+++ The input

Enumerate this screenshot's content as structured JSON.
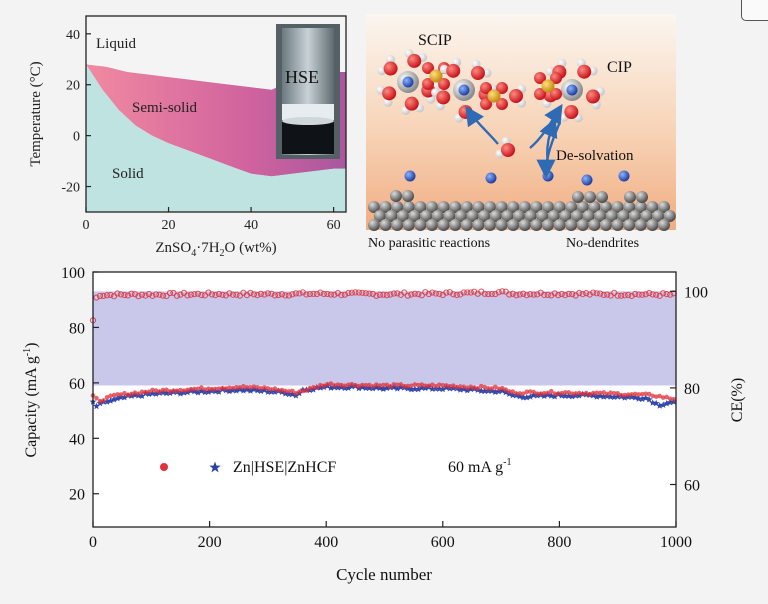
{
  "chart_data": [
    {
      "type": "area",
      "xlabel": "ZnSO",
      "xlabel_sub": "4",
      "xlabel_rest": "·7H",
      "xlabel_sub2": "2",
      "xlabel_end": "O (wt%)",
      "ylabel": "Temperature (°C)",
      "xlim": [
        0,
        63
      ],
      "ylim": [
        -30,
        47
      ],
      "xticks": [
        0,
        20,
        40,
        60
      ],
      "yticks": [
        -20,
        0,
        20,
        40
      ],
      "regions": [
        "Liquid",
        "Semi-solid",
        "Solid"
      ],
      "inset_label": "HSE",
      "upper_boundary": {
        "x": [
          0,
          5,
          10,
          15,
          20,
          25,
          30,
          35,
          40,
          45,
          50,
          55,
          60,
          63
        ],
        "y": [
          28,
          27,
          25,
          24,
          23,
          22,
          21,
          20,
          19,
          18,
          22,
          24,
          25,
          25
        ]
      },
      "lower_boundary": {
        "x": [
          0,
          4,
          8,
          12,
          16,
          20,
          25,
          30,
          35,
          40,
          45,
          50,
          55,
          60,
          63
        ],
        "y": [
          28,
          18,
          10,
          4,
          0,
          -3,
          -6,
          -9,
          -12,
          -15,
          -16,
          -15,
          -14,
          -13,
          -13
        ]
      },
      "colors": {
        "semi_solid": "#d9679a",
        "solid": "#bfe3e0",
        "liquid": "#f4f4f4"
      }
    },
    {
      "type": "scatter",
      "xlabel": "Cycle number",
      "ylabel": "Capacity (mA g",
      "ylabel_sup": "-1",
      "ylabel_end": ")",
      "y2label": "CE(%)",
      "xlim": [
        0,
        1000
      ],
      "ylim": [
        8,
        100
      ],
      "y2lim": [
        51.2,
        104
      ],
      "xticks": [
        0,
        200,
        400,
        600,
        800,
        1000
      ],
      "yticks": [
        20,
        40,
        60,
        80,
        100
      ],
      "y2ticks": [
        60,
        80,
        100
      ],
      "legend_label": "Zn|HSE|ZnHCF",
      "legend_position": "lower-left",
      "annotation": "60 mA g",
      "annotation_sup": "-1",
      "band": {
        "y2_from": 80.5,
        "y2_to": 100,
        "color": "#c9c8eb"
      },
      "series": [
        {
          "role": "ce",
          "axis": "right",
          "marker": "circle",
          "color": "#e0303a",
          "x": [
            0,
            2,
            5,
            8,
            12,
            20,
            40,
            100,
            200,
            300,
            400,
            500,
            600,
            700,
            720,
            800,
            900,
            1000
          ],
          "y": [
            94,
            96.5,
            98.5,
            99.0,
            99.3,
            99.2,
            99.3,
            99.3,
            99.4,
            99.4,
            99.5,
            99.4,
            99.5,
            99.8,
            99.5,
            99.5,
            99.4,
            99.3
          ]
        },
        {
          "role": "capacity",
          "axis": "left",
          "marker": "star",
          "color": "#2840a8",
          "x": [
            0,
            5,
            10,
            20,
            40,
            60,
            100,
            150,
            200,
            250,
            300,
            330,
            350,
            360,
            400,
            450,
            500,
            550,
            600,
            650,
            680,
            700,
            720,
            740,
            800,
            850,
            900,
            950,
            970,
            980,
            990,
            1000
          ],
          "y": [
            53,
            51.5,
            52,
            53,
            54,
            55,
            56,
            56.5,
            57,
            57.5,
            57,
            56.5,
            55.5,
            57.5,
            58.5,
            58.5,
            58,
            58,
            58,
            57.5,
            57,
            57,
            55.5,
            55,
            55.5,
            55.5,
            55,
            54.5,
            52,
            52.5,
            53,
            53
          ]
        },
        {
          "role": "capacity_overlay",
          "axis": "left",
          "marker": "circle",
          "color": "#e0303a",
          "x": [
            0,
            10,
            40,
            100,
            200,
            250,
            300,
            350,
            400,
            500,
            600,
            700,
            720,
            800,
            900,
            960,
            1000
          ],
          "y": [
            54.5,
            53,
            55,
            56.5,
            57.5,
            58,
            57.5,
            56,
            59,
            58.5,
            58.5,
            57.5,
            56,
            56,
            55.5,
            55,
            53.5
          ]
        }
      ]
    },
    {
      "type": "diagram",
      "labels": {
        "scip": "SCIP",
        "cip": "CIP",
        "desolvation": "De-solvation",
        "no_parasitic": "No parasitic reactions",
        "no_dendrites": "No-dendrites"
      }
    }
  ]
}
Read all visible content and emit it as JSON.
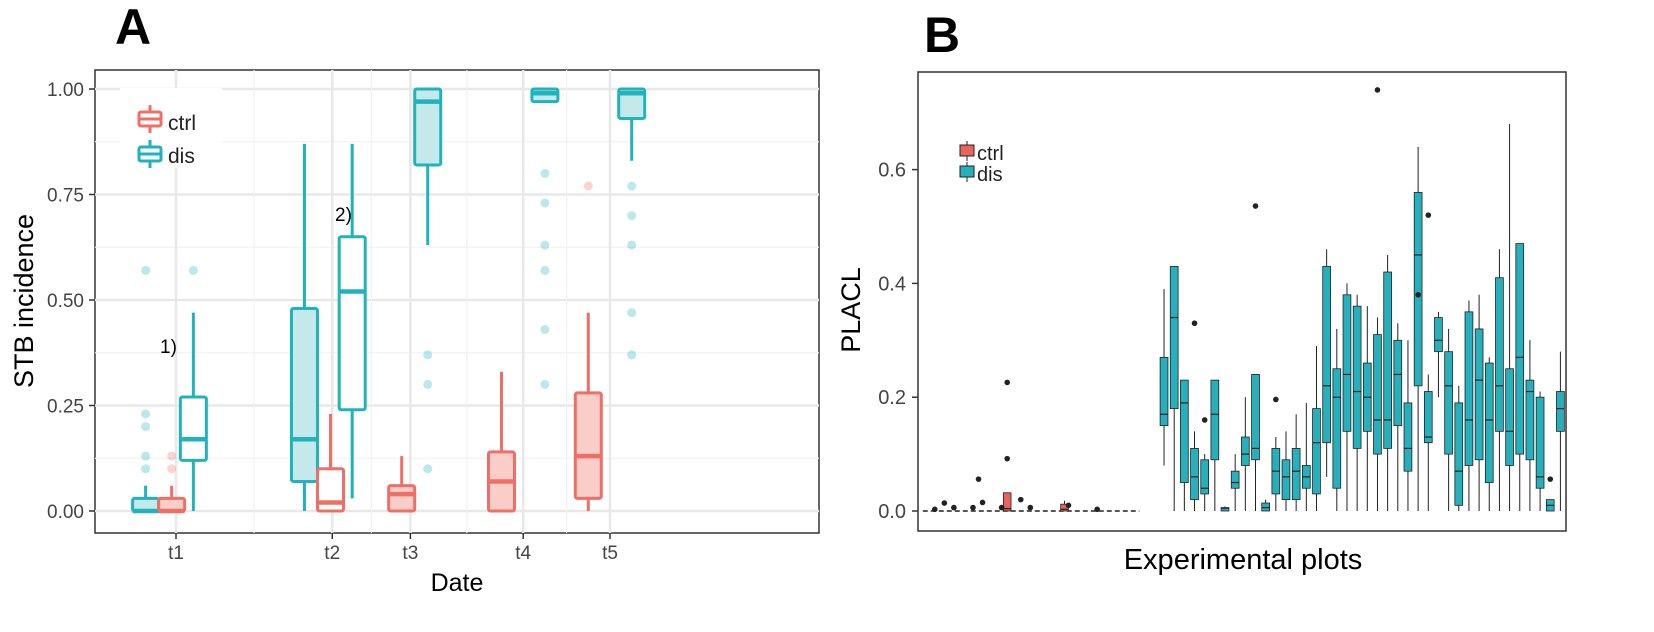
{
  "colors": {
    "ctrl": "#EF6F66",
    "dis": "#1FB3BD",
    "ctrl_fill": "#F9CDC8",
    "dis_fill": "#C5E8EA",
    "grid": "#e8e8e8",
    "axis_text": "#444444",
    "box_fill_b_ctrl": "#E8645C",
    "box_fill_b_dis": "#27B0BC",
    "outlier_b": "#222222"
  },
  "chart_data": [
    {
      "panel": "A",
      "type": "box",
      "ylabel": "STB incidence",
      "xlabel": "Date",
      "ylim": [
        0,
        1
      ],
      "yticks": [
        "0.00",
        "0.25",
        "0.50",
        "0.75",
        "1.00"
      ],
      "xticks": [
        {
          "label": "t1",
          "day": 1
        },
        {
          "label": "t2",
          "day": 2.8
        },
        {
          "label": "t3",
          "day": 3.7
        },
        {
          "label": "t4",
          "day": 5.0
        },
        {
          "label": "t5",
          "day": 6.0
        }
      ],
      "legend": {
        "position": "top-left",
        "entries": [
          "ctrl",
          "dis"
        ]
      },
      "boxes": [
        {
          "group": "dis",
          "x": 0.65,
          "q1": 0.0,
          "median": 0.0,
          "q3": 0.03,
          "whislo": 0.0,
          "whishi": 0.06,
          "filled": true,
          "outliers": [
            0.1,
            0.13,
            0.2,
            0.23,
            0.57
          ]
        },
        {
          "group": "ctrl",
          "x": 0.95,
          "q1": 0.0,
          "median": 0.0,
          "q3": 0.03,
          "whislo": 0.0,
          "whishi": 0.06,
          "filled": true,
          "outliers": [
            0.1,
            0.13
          ]
        },
        {
          "group": "dis",
          "x": 1.2,
          "q1": 0.12,
          "median": 0.17,
          "q3": 0.27,
          "whislo": 0.0,
          "whishi": 0.47,
          "filled": false,
          "outliers": [
            0.57
          ]
        },
        {
          "group": "dis",
          "x": 2.48,
          "q1": 0.07,
          "median": 0.17,
          "q3": 0.48,
          "whislo": 0.0,
          "whishi": 0.87,
          "filled": true,
          "outliers": []
        },
        {
          "group": "ctrl",
          "x": 2.78,
          "q1": 0.0,
          "median": 0.02,
          "q3": 0.1,
          "whislo": 0.0,
          "whishi": 0.23,
          "filled": false,
          "outliers": []
        },
        {
          "group": "dis",
          "x": 3.03,
          "q1": 0.24,
          "median": 0.52,
          "q3": 0.65,
          "whislo": 0.03,
          "whishi": 0.87,
          "filled": false,
          "outliers": []
        },
        {
          "group": "ctrl",
          "x": 3.6,
          "q1": 0.0,
          "median": 0.04,
          "q3": 0.06,
          "whislo": 0.0,
          "whishi": 0.13,
          "filled": true,
          "outliers": []
        },
        {
          "group": "dis",
          "x": 3.9,
          "q1": 0.82,
          "median": 0.97,
          "q3": 1.0,
          "whislo": 0.63,
          "whishi": 1.0,
          "filled": true,
          "outliers": [
            0.1,
            0.3,
            0.37
          ]
        },
        {
          "group": "ctrl",
          "x": 4.75,
          "q1": 0.0,
          "median": 0.07,
          "q3": 0.14,
          "whislo": 0.0,
          "whishi": 0.33,
          "filled": true,
          "outliers": []
        },
        {
          "group": "dis",
          "x": 5.25,
          "q1": 0.97,
          "median": 0.99,
          "q3": 1.0,
          "whislo": 0.97,
          "whishi": 1.0,
          "filled": true,
          "outliers": [
            0.3,
            0.43,
            0.57,
            0.63,
            0.73,
            0.8
          ]
        },
        {
          "group": "ctrl",
          "x": 5.75,
          "q1": 0.03,
          "median": 0.13,
          "q3": 0.28,
          "whislo": 0.0,
          "whishi": 0.47,
          "filled": true,
          "outliers": [
            0.77
          ]
        },
        {
          "group": "dis",
          "x": 6.25,
          "q1": 0.93,
          "median": 0.99,
          "q3": 1.0,
          "whislo": 0.83,
          "whishi": 1.0,
          "filled": true,
          "outliers": [
            0.37,
            0.47,
            0.63,
            0.7,
            0.77
          ]
        }
      ],
      "annotations": [
        {
          "text": "1)",
          "x": 0.95,
          "y": 0.38
        },
        {
          "text": "2)",
          "x": 2.78,
          "y": 0.69
        }
      ]
    },
    {
      "panel": "B",
      "type": "box",
      "ylabel": "PLACL",
      "xlabel": "Experimental plots",
      "ylim": [
        0,
        0.74
      ],
      "yticks": [
        "0.0",
        "0.2",
        "0.4",
        "0.6"
      ],
      "legend": {
        "position": "top-left",
        "entries": [
          "ctrl",
          "dis"
        ]
      },
      "baseline": 0,
      "ctrl_outliers": [
        {
          "i": 0,
          "y": 0.003
        },
        {
          "i": 1,
          "y": 0.014
        },
        {
          "i": 2,
          "y": 0.006
        },
        {
          "i": 4,
          "y": 0.006
        },
        {
          "i": 5,
          "y": 0.015
        },
        {
          "i": 5,
          "y": 0.056
        },
        {
          "i": 7,
          "y": 0.006
        },
        {
          "i": 8,
          "y": 0.092
        },
        {
          "i": 8,
          "y": 0.226
        },
        {
          "i": 9,
          "y": 0.02
        },
        {
          "i": 10,
          "y": 0.006
        },
        {
          "i": 14,
          "y": 0.01
        },
        {
          "i": 17,
          "y": 0.003
        }
      ],
      "ctrl_boxes": [
        {
          "i": 8,
          "q1": 0.0,
          "median": 0.004,
          "q3": 0.032,
          "whislo": 0.0,
          "whishi": 0.032
        },
        {
          "i": 14,
          "q1": 0.0,
          "median": 0.003,
          "q3": 0.012,
          "whislo": 0.0,
          "whishi": 0.018
        }
      ],
      "dis_boxes": [
        {
          "q1": 0.15,
          "median": 0.17,
          "q3": 0.27,
          "whislo": 0.08,
          "whishi": 0.39
        },
        {
          "q1": 0.18,
          "median": 0.34,
          "q3": 0.43,
          "whislo": 0.0,
          "whishi": 0.43
        },
        {
          "q1": 0.05,
          "median": 0.19,
          "q3": 0.23,
          "whislo": 0.0,
          "whishi": 0.23
        },
        {
          "q1": 0.02,
          "median": 0.06,
          "q3": 0.11,
          "whislo": 0.0,
          "whishi": 0.14
        },
        {
          "q1": 0.03,
          "median": 0.04,
          "q3": 0.09,
          "whislo": 0.0,
          "whishi": 0.1
        },
        {
          "q1": 0.09,
          "median": 0.17,
          "q3": 0.23,
          "whislo": 0.0,
          "whishi": 0.23
        },
        {
          "q1": 0.0,
          "median": 0.005,
          "q3": 0.006,
          "whislo": 0.0,
          "whishi": 0.008
        },
        {
          "q1": 0.04,
          "median": 0.05,
          "q3": 0.07,
          "whislo": 0.0,
          "whishi": 0.1
        },
        {
          "q1": 0.08,
          "median": 0.1,
          "q3": 0.13,
          "whislo": 0.0,
          "whishi": 0.2
        },
        {
          "q1": 0.09,
          "median": 0.11,
          "q3": 0.24,
          "whislo": 0.0,
          "whishi": 0.24
        },
        {
          "q1": 0.0,
          "median": 0.006,
          "q3": 0.014,
          "whislo": 0.0,
          "whishi": 0.02
        },
        {
          "q1": 0.03,
          "median": 0.07,
          "q3": 0.11,
          "whislo": 0.0,
          "whishi": 0.13
        },
        {
          "q1": 0.02,
          "median": 0.06,
          "q3": 0.09,
          "whislo": 0.0,
          "whishi": 0.14
        },
        {
          "q1": 0.02,
          "median": 0.07,
          "q3": 0.11,
          "whislo": 0.0,
          "whishi": 0.17
        },
        {
          "q1": 0.04,
          "median": 0.06,
          "q3": 0.08,
          "whislo": 0.0,
          "whishi": 0.19
        },
        {
          "q1": 0.03,
          "median": 0.12,
          "q3": 0.18,
          "whislo": 0.0,
          "whishi": 0.29
        },
        {
          "q1": 0.12,
          "median": 0.22,
          "q3": 0.43,
          "whislo": 0.06,
          "whishi": 0.46
        },
        {
          "q1": 0.04,
          "median": 0.2,
          "q3": 0.25,
          "whislo": 0.0,
          "whishi": 0.32
        },
        {
          "q1": 0.14,
          "median": 0.24,
          "q3": 0.38,
          "whislo": 0.0,
          "whishi": 0.4
        },
        {
          "q1": 0.11,
          "median": 0.21,
          "q3": 0.36,
          "whislo": 0.0,
          "whishi": 0.38
        },
        {
          "q1": 0.14,
          "median": 0.2,
          "q3": 0.26,
          "whislo": 0.0,
          "whishi": 0.36
        },
        {
          "q1": 0.1,
          "median": 0.16,
          "q3": 0.31,
          "whislo": 0.0,
          "whishi": 0.34
        },
        {
          "q1": 0.11,
          "median": 0.16,
          "q3": 0.42,
          "whislo": 0.0,
          "whishi": 0.45
        },
        {
          "q1": 0.15,
          "median": 0.24,
          "q3": 0.3,
          "whislo": 0.0,
          "whishi": 0.33
        },
        {
          "q1": 0.07,
          "median": 0.11,
          "q3": 0.19,
          "whislo": 0.0,
          "whishi": 0.3
        },
        {
          "q1": 0.22,
          "median": 0.45,
          "q3": 0.56,
          "whislo": 0.0,
          "whishi": 0.64
        },
        {
          "q1": 0.12,
          "median": 0.13,
          "q3": 0.21,
          "whislo": 0.0,
          "whishi": 0.24
        },
        {
          "q1": 0.28,
          "median": 0.3,
          "q3": 0.34,
          "whislo": 0.2,
          "whishi": 0.35
        },
        {
          "q1": 0.1,
          "median": 0.22,
          "q3": 0.28,
          "whislo": 0.0,
          "whishi": 0.32
        },
        {
          "q1": 0.01,
          "median": 0.07,
          "q3": 0.19,
          "whislo": 0.0,
          "whishi": 0.22
        },
        {
          "q1": 0.08,
          "median": 0.16,
          "q3": 0.35,
          "whislo": 0.0,
          "whishi": 0.37
        },
        {
          "q1": 0.09,
          "median": 0.23,
          "q3": 0.32,
          "whislo": 0.0,
          "whishi": 0.38
        },
        {
          "q1": 0.05,
          "median": 0.16,
          "q3": 0.26,
          "whislo": 0.0,
          "whishi": 0.27
        },
        {
          "q1": 0.14,
          "median": 0.22,
          "q3": 0.41,
          "whislo": 0.0,
          "whishi": 0.46
        },
        {
          "q1": 0.08,
          "median": 0.14,
          "q3": 0.25,
          "whislo": 0.0,
          "whishi": 0.68
        },
        {
          "q1": 0.1,
          "median": 0.27,
          "q3": 0.47,
          "whislo": 0.0,
          "whishi": 0.47
        },
        {
          "q1": 0.09,
          "median": 0.21,
          "q3": 0.23,
          "whislo": 0.0,
          "whishi": 0.3
        },
        {
          "q1": 0.04,
          "median": 0.06,
          "q3": 0.2,
          "whislo": 0.0,
          "whishi": 0.21
        },
        {
          "q1": 0.0,
          "median": 0.01,
          "q3": 0.02,
          "whislo": 0.0,
          "whishi": 0.02
        },
        {
          "q1": 0.14,
          "median": 0.18,
          "q3": 0.21,
          "whislo": 0.0,
          "whishi": 0.28
        }
      ],
      "dis_outliers": [
        {
          "i": 3,
          "y": 0.33
        },
        {
          "i": 4,
          "y": 0.16
        },
        {
          "i": 9,
          "y": 0.536
        },
        {
          "i": 11,
          "y": 0.196
        },
        {
          "i": 21,
          "y": 0.74
        },
        {
          "i": 25,
          "y": 0.38
        },
        {
          "i": 26,
          "y": 0.52
        },
        {
          "i": 38,
          "y": 0.056
        }
      ],
      "dis_x_start": 0.62,
      "n_ctrl_slots": 22
    }
  ],
  "panels": {
    "a_letter": "A",
    "b_letter": "B",
    "a_annotation_1": "1)",
    "a_annotation_2": "2)"
  }
}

++++++

Tally up the lines in the records containing the word "role", then give the count and nothing else.

* **Expected answer**
3